■ **What to produce**: Extract every record, keeping each one exactly as it is.

[START Data to use]

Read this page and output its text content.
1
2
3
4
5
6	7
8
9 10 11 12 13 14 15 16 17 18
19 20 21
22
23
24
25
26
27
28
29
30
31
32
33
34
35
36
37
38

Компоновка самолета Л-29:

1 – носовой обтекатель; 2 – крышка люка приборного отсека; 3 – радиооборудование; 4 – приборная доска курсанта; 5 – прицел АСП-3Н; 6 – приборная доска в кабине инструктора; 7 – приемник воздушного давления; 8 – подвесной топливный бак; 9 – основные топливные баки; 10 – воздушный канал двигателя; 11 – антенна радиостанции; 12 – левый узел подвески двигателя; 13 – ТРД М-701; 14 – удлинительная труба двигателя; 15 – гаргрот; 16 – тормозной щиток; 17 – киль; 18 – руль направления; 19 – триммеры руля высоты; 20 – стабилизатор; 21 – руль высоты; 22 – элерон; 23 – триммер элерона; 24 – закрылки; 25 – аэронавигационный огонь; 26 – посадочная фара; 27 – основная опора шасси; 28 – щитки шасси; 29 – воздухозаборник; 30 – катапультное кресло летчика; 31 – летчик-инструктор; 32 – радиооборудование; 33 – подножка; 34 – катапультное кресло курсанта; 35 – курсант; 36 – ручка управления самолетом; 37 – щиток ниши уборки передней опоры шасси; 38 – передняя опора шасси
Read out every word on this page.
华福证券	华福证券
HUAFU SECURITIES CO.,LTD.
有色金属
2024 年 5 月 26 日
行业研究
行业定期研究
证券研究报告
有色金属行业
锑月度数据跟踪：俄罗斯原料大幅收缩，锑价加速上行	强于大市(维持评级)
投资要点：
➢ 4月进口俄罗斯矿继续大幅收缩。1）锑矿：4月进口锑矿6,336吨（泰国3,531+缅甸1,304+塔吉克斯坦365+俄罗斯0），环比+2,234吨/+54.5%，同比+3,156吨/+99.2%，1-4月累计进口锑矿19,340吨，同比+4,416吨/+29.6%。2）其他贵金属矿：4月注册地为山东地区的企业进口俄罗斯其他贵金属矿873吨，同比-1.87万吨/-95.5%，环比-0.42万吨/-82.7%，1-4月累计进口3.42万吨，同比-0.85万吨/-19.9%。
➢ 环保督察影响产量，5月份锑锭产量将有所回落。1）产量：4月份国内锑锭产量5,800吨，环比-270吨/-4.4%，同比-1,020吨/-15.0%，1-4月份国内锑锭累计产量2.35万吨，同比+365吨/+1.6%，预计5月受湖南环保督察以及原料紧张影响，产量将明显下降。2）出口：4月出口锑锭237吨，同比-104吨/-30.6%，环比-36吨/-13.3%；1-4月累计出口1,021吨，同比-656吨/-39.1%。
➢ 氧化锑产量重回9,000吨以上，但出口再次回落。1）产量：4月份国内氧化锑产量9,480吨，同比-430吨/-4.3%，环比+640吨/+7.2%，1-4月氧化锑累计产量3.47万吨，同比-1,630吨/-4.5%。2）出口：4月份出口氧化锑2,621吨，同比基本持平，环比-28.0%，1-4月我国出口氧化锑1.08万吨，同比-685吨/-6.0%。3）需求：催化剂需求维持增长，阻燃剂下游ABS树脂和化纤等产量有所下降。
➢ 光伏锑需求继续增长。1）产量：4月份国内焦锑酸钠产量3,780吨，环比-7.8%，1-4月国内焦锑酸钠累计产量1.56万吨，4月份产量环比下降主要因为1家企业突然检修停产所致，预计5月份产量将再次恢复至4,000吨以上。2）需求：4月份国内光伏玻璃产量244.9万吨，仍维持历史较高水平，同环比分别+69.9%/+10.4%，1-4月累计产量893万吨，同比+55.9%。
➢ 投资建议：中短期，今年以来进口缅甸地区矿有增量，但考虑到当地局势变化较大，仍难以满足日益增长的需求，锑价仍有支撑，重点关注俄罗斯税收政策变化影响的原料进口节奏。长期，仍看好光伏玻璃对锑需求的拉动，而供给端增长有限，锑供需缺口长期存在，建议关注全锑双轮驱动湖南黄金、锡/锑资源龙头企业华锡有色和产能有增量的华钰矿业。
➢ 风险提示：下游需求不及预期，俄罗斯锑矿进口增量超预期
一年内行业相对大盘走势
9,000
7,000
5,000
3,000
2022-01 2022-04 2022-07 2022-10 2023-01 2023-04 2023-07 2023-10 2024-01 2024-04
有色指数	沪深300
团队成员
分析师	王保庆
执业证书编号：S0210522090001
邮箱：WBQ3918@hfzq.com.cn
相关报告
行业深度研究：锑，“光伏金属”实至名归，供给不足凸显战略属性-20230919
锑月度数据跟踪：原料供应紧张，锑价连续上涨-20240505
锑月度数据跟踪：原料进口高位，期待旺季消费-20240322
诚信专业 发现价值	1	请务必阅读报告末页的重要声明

[END Data to use]

■ **The completed task**:
Read this page and output its text content.
1
2
3
4
5
6	7
8
9 10 11 12 13 14 15 16 17 18
19 20 21
22
23
24
25
26
27
28
29
30
31
32
33
34
35
36
37
38

Компоновка самолета Л-29:

1 – носовой обтекатель; 2 – крышка люка приборного отсека; 3 – радиооборудование; 4 – приборная доска курсанта; 5 – прицел АСП-3Н; 6 – приборная доска в кабине инструктора; 7 – приемник воздушного давления; 8 – подвесной топливный бак; 9 – основные топливные баки; 10 – воздушный канал двигателя; 11 – антенна радиостанции; 12 – левый узел подвески двигателя; 13 – ТРД М-701; 14 – удлинительная труба двигателя; 15 – гаргрот; 16 – тормозной щиток; 17 – киль; 18 – руль направления; 19 – триммеры руля высоты; 20 – стабилизатор; 21 – руль высоты; 22 – элерон; 23 – триммер элерона; 24 – закрылки; 25 – аэронавигационный огонь; 26 – посадочная фара; 27 – основная опора шасси; 28 – щитки шасси; 29 – воздухозаборник; 30 – катапультное кресло летчика; 31 – летчик-инструктор; 32 – радиооборудование; 33 – подножка; 34 – катапультное кресло курсанта; 35 – курсант; 36 – ручка управления самолетом; 37 – щиток ниши уборки передней опоры шасси; 38 – передняя опора шасси
Read out every word on this page.
华福证券	华福证券
HUAFU SECURITIES CO.,LTD.
有色金属
2024 年 5 月 26 日
行业研究
行业定期研究
证券研究报告
有色金属行业
锑月度数据跟踪：俄罗斯原料大幅收缩，锑价加速上行	强于大市(维持评级)
投资要点：
➢ 4月进口俄罗斯矿继续大幅收缩。1）锑矿：4月进口锑矿6,336吨（泰国3,531+缅甸1,304+塔吉克斯坦365+俄罗斯0），环比+2,234吨/+54.5%，同比+3,156吨/+99.2%，1-4月累计进口锑矿19,340吨，同比+4,416吨/+29.6%。2）其他贵金属矿：4月注册地为山东地区的企业进口俄罗斯其他贵金属矿873吨，同比-1.87万吨/-95.5%，环比-0.42万吨/-82.7%，1-4月累计进口3.42万吨，同比-0.85万吨/-19.9%。
➢ 环保督察影响产量，5月份锑锭产量将有所回落。1）产量：4月份国内锑锭产量5,800吨，环比-270吨/-4.4%，同比-1,020吨/-15.0%，1-4月份国内锑锭累计产量2.35万吨，同比+365吨/+1.6%，预计5月受湖南环保督察以及原料紧张影响，产量将明显下降。2）出口：4月出口锑锭237吨，同比-104吨/-30.6%，环比-36吨/-13.3%；1-4月累计出口1,021吨，同比-656吨/-39.1%。
➢ 氧化锑产量重回9,000吨以上，但出口再次回落。1）产量：4月份国内氧化锑产量9,480吨，同比-430吨/-4.3%，环比+640吨/+7.2%，1-4月氧化锑累计产量3.47万吨，同比-1,630吨/-4.5%。2）出口：4月份出口氧化锑2,621吨，同比基本持平，环比-28.0%，1-4月我国出口氧化锑1.08万吨，同比-685吨/-6.0%。3）需求：催化剂需求维持增长，阻燃剂下游ABS树脂和化纤等产量有所下降。
➢ 光伏锑需求继续增长。1）产量：4月份国内焦锑酸钠产量3,780吨，环比-7.8%，1-4月国内焦锑酸钠累计产量1.56万吨，4月份产量环比下降主要因为1家企业突然检修停产所致，预计5月份产量将再次恢复至4,000吨以上。2）需求：4月份国内光伏玻璃产量244.9万吨，仍维持历史较高水平，同环比分别+69.9%/+10.4%，1-4月累计产量893万吨，同比+55.9%。
➢ 投资建议：中短期，今年以来进口缅甸地区矿有增量，但考虑到当地局势变化较大，仍难以满足日益增长的需求，锑价仍有支撑，重点关注俄罗斯税收政策变化影响的原料进口节奏。长期，仍看好光伏玻璃对锑需求的拉动，而供给端增长有限，锑供需缺口长期存在，建议关注全锑双轮驱动湖南黄金、锡/锑资源龙头企业华锡有色和产能有增量的华钰矿业。
➢ 风险提示：下游需求不及预期，俄罗斯锑矿进口增量超预期
一年内行业相对大盘走势
9,000
7,000
5,000
3,000
2022-01 2022-04 2022-07 2022-10 2023-01 2023-04 2023-07 2023-10 2024-01 2024-04
有色指数	沪深300
团队成员
分析师	王保庆
执业证书编号：S0210522090001
邮箱：WBQ3918@hfzq.com.cn
相关报告
行业深度研究：锑，“光伏金属”实至名归，供给不足凸显战略属性-20230919
锑月度数据跟踪：原料供应紧张，锑价连续上涨-20240505
锑月度数据跟踪：原料进口高位，期待旺季消费-20240322
诚信专业 发现价值	1	请务必阅读报告末页的重要声明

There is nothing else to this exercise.